Task objective
Write the data out again exactly, dropping any images it holds.

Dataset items
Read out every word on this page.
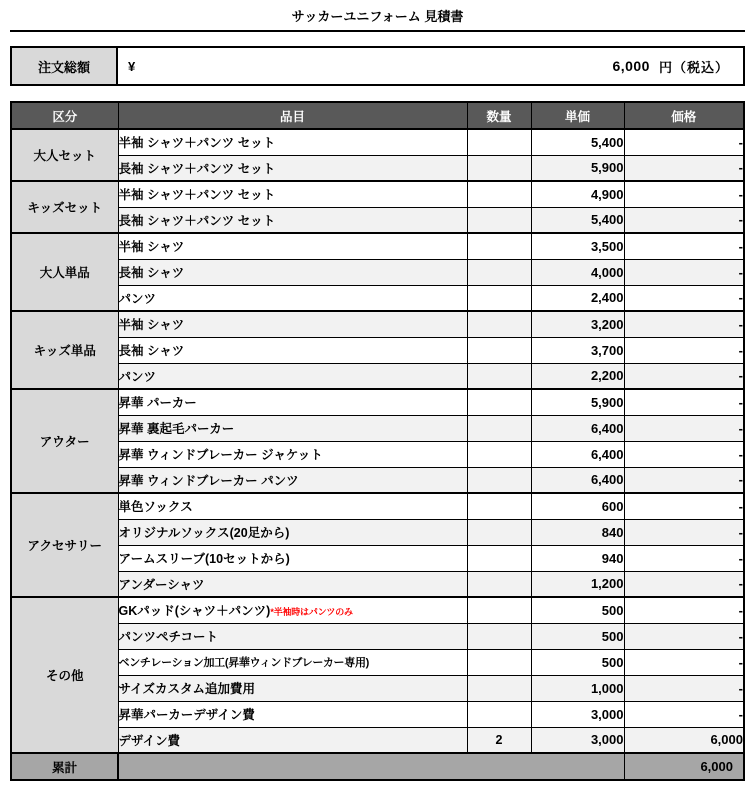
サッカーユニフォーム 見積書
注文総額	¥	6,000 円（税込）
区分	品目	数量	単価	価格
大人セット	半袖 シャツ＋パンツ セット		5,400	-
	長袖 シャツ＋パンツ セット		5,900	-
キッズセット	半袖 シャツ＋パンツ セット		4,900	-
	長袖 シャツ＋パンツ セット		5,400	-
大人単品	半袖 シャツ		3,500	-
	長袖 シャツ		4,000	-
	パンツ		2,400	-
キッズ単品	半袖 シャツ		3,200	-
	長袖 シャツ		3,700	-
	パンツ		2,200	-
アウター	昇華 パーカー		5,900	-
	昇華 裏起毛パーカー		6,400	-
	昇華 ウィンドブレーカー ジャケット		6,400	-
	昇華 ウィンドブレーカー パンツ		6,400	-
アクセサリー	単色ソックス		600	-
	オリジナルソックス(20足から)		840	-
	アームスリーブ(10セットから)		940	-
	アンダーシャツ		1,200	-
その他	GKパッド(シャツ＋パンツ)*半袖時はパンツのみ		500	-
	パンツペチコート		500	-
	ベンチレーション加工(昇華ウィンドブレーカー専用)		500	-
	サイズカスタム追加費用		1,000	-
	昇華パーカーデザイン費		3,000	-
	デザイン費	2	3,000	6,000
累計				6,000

Solution
Read out every word on this page.
サッカーユニフォーム 見積書
注文総額	¥	6,000 円（税込）
区分	品目	数量	単価	価格
大人セット	半袖 シャツ＋パンツ セット		5,400	-
	長袖 シャツ＋パンツ セット		5,900	-
キッズセット	半袖 シャツ＋パンツ セット		4,900	-
	長袖 シャツ＋パンツ セット		5,400	-
大人単品	半袖 シャツ		3,500	-
	長袖 シャツ		4,000	-
	パンツ		2,400	-
キッズ単品	半袖 シャツ		3,200	-
	長袖 シャツ		3,700	-
	パンツ		2,200	-
アウター	昇華 パーカー		5,900	-
	昇華 裏起毛パーカー		6,400	-
	昇華 ウィンドブレーカー ジャケット		6,400	-
	昇華 ウィンドブレーカー パンツ		6,400	-
アクセサリー	単色ソックス		600	-
	オリジナルソックス(20足から)		840	-
	アームスリーブ(10セットから)		940	-
	アンダーシャツ		1,200	-
その他	GKパッド(シャツ＋パンツ)*半袖時はパンツのみ		500	-
	パンツペチコート		500	-
	ベンチレーション加工(昇華ウィンドブレーカー専用)		500	-
	サイズカスタム追加費用		1,000	-
	昇華パーカーデザイン費		3,000	-
	デザイン費	2	3,000	6,000
累計				6,000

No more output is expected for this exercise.